What to work on =
Repeat all the material exactly; pictures stay out of your copy.

Record excerpts =
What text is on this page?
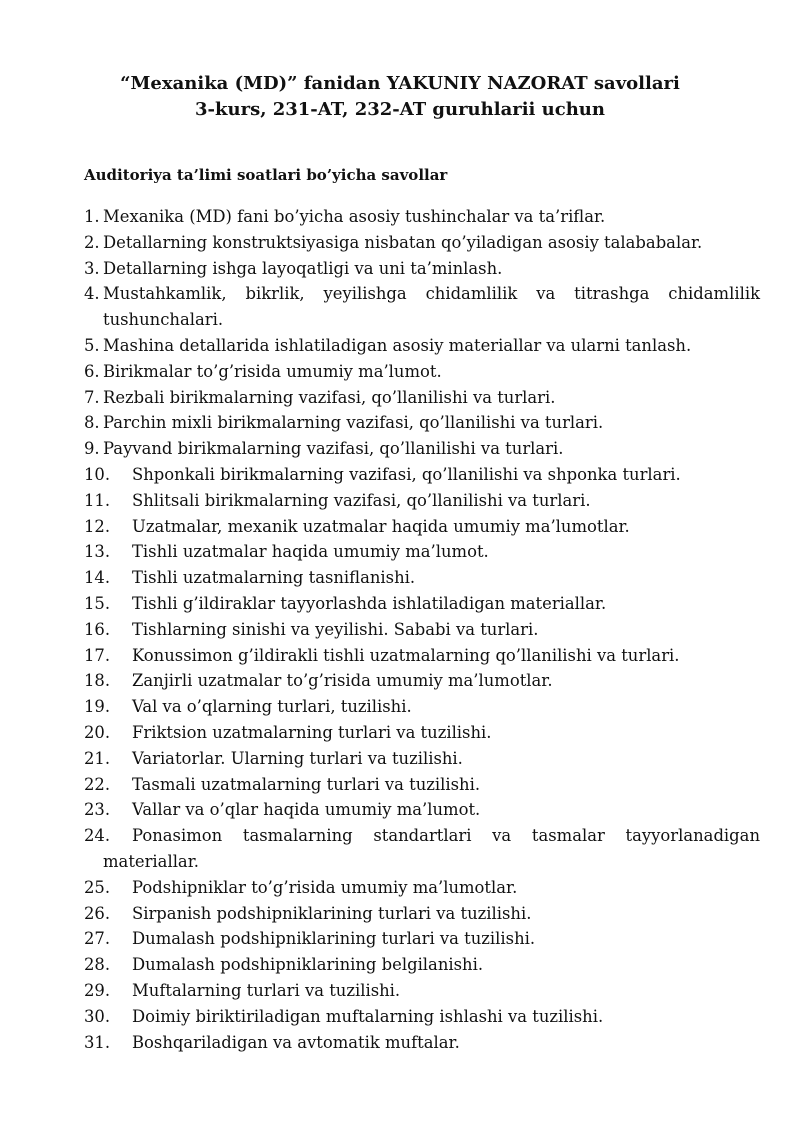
“Mexanika (MD)” fanidan YAKUNIY NAZORAT savollari
3-kurs, 231-AT, 232-AT guruhlarii uchun
Auditoriya ta’limi soatlari bo’yicha savollar
1. Mexanika (MD) fani bo’yicha asosiy tushinchalar va ta’riflar.
2. Detallarning konstruktsiyasiga nisbatan qo’yiladigan asosiy talababalar.
3. Detallarning ishga layoqatligi va uni ta’minlash.
4. Mustahkamlik, bikrlik, yeyilishga chidamlilik va titrashga chidamlilik tushunchalari.
5. Mashina detallarida ishlatiladigan asosiy materiallar va ularni tanlash.
6. Birikmalar to’g’risida umumiy ma’lumot.
7. Rezbali birikmalarning vazifasi, qo’llanilishi va turlari.
8. Parchin mixli birikmalarning vazifasi, qo’llanilishi va turlari.
9. Payvand birikmalarning vazifasi, qo’llanilishi va turlari.
10.	Shponkali birikmalarning vazifasi, qo’llanilishi va shponka turlari.
11.	Shlitsali birikmalarning vazifasi, qo’llanilishi va turlari.
12.	Uzatmalar, mexanik uzatmalar haqida umumiy ma’lumotlar.
13.	Tishli uzatmalar haqida umumiy ma’lumot.
14.	Tishli uzatmalarning tasniflanishi.
15.	Tishli g’ildiraklar tayyorlashda ishlatiladigan materiallar.
16.	Tishlarning sinishi va yeyilishi. Sababi va turlari.
17.	Konussimon g’ildirakli tishli uzatmalarning qo’llanilishi va turlari.
18.	Zanjirli uzatmalar to’g’risida umumiy ma’lumotlar.
19.	Val va o’qlarning turlari, tuzilishi.
20.	Friktsion uzatmalarning turlari va tuzilishi.
21.	Variatorlar. Ularning turlari va tuzilishi.
22.	Tasmali uzatmalarning turlari va tuzilishi.
23.	Vallar va o’qlar haqida umumiy ma’lumot.
24.	Ponasimon tasmalarning standartlari va tasmalar tayyorlanadigan materiallar.
25.	Podshipniklar to’g’risida umumiy ma’lumotlar.
26.	Sirpanish podshipniklarining turlari va tuzilishi.
27.	Dumalash podshipniklarining turlari va tuzilishi.
28.	Dumalash podshipniklarining belgilanishi.
29.	Muftalarning turlari va tuzilishi.
30.	Doimiy biriktiriladigan muftalarning ishlashi va tuzilishi.
31.	Boshqariladigan va avtomatik muftalar.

Completed exercise =
What text is on this page?
“Mexanika (MD)” fanidan YAKUNIY NAZORAT savollari
3-kurs, 231-AT, 232-AT guruhlarii uchun
Auditoriya ta’limi soatlari bo’yicha savollar
1. Mexanika (MD) fani bo’yicha asosiy tushinchalar va ta’riflar.
2. Detallarning konstruktsiyasiga nisbatan qo’yiladigan asosiy talababalar.
3. Detallarning ishga layoqatligi va uni ta’minlash.
4. Mustahkamlik, bikrlik, yeyilishga chidamlilik va titrashga chidamlilik tushunchalari.
5. Mashina detallarida ishlatiladigan asosiy materiallar va ularni tanlash.
6. Birikmalar to’g’risida umumiy ma’lumot.
7. Rezbali birikmalarning vazifasi, qo’llanilishi va turlari.
8. Parchin mixli birikmalarning vazifasi, qo’llanilishi va turlari.
9. Payvand birikmalarning vazifasi, qo’llanilishi va turlari.
10.	Shponkali birikmalarning vazifasi, qo’llanilishi va shponka turlari.
11.	Shlitsali birikmalarning vazifasi, qo’llanilishi va turlari.
12.	Uzatmalar, mexanik uzatmalar haqida umumiy ma’lumotlar.
13.	Tishli uzatmalar haqida umumiy ma’lumot.
14.	Tishli uzatmalarning tasniflanishi.
15.	Tishli g’ildiraklar tayyorlashda ishlatiladigan materiallar.
16.	Tishlarning sinishi va yeyilishi. Sababi va turlari.
17.	Konussimon g’ildirakli tishli uzatmalarning qo’llanilishi va turlari.
18.	Zanjirli uzatmalar to’g’risida umumiy ma’lumotlar.
19.	Val va o’qlarning turlari, tuzilishi.
20.	Friktsion uzatmalarning turlari va tuzilishi.
21.	Variatorlar. Ularning turlari va tuzilishi.
22.	Tasmali uzatmalarning turlari va tuzilishi.
23.	Vallar va o’qlar haqida umumiy ma’lumot.
24.	Ponasimon tasmalarning standartlari va tasmalar tayyorlanadigan materiallar.
25.	Podshipniklar to’g’risida umumiy ma’lumotlar.
26.	Sirpanish podshipniklarining turlari va tuzilishi.
27.	Dumalash podshipniklarining turlari va tuzilishi.
28.	Dumalash podshipniklarining belgilanishi.
29.	Muftalarning turlari va tuzilishi.
30.	Doimiy biriktiriladigan muftalarning ishlashi va tuzilishi.
31.	Boshqariladigan va avtomatik muftalar.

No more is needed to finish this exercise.